[Data entries]

-=-=-

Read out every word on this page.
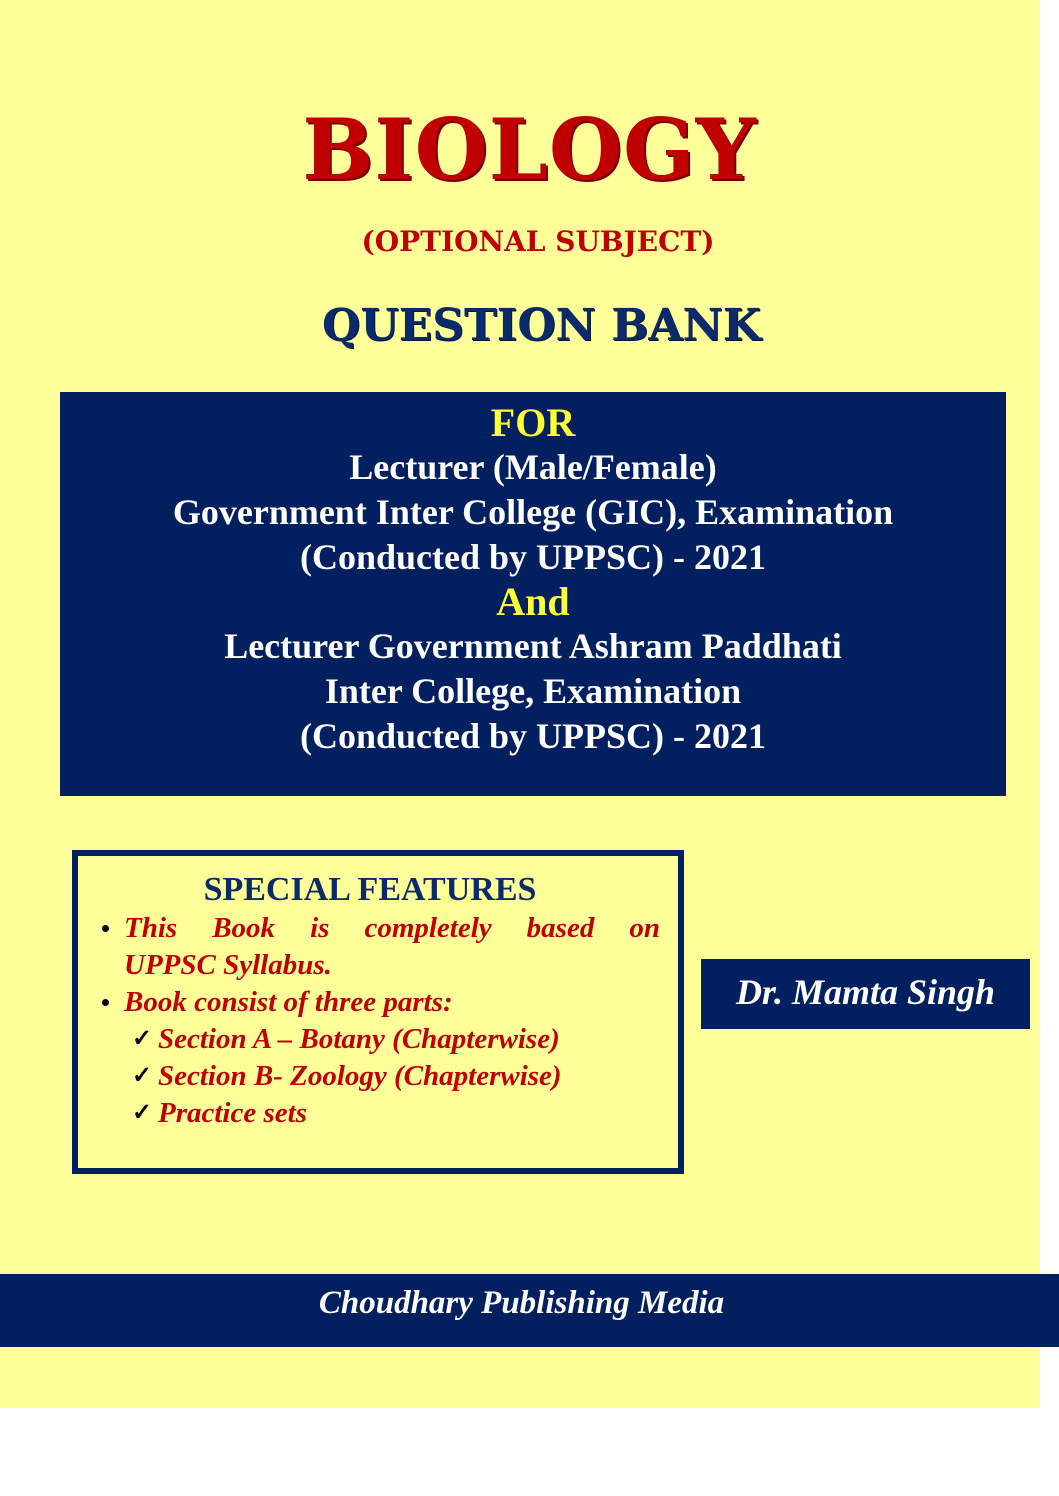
BIOLOGY
(OPTIONAL SUBJECT)
QUESTION BANK
FOR
Lecturer (Male/Female)
Government Inter College (GIC), Examination
(Conducted by UPPSC) - 2021
And
Lecturer Government Ashram Paddhati
Inter College, Examination
(Conducted by UPPSC) - 2021
SPECIAL FEATURES
This Book is completely based on
UPPSC Syllabus.
Book consist of three parts:
✓ Section A – Botany (Chapterwise)
✓ Section B- Zoology (Chapterwise)
✓ Practice sets
Dr. Mamta Singh
Choudhary Publishing Media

-=-=-

◆ WHAT THIS TASK INVOLVES
From the listing above, copy every line that includes the word "Examination".

◆ WRITTEN REPLY
Government Inter College (GIC), Examination
Inter College, Examination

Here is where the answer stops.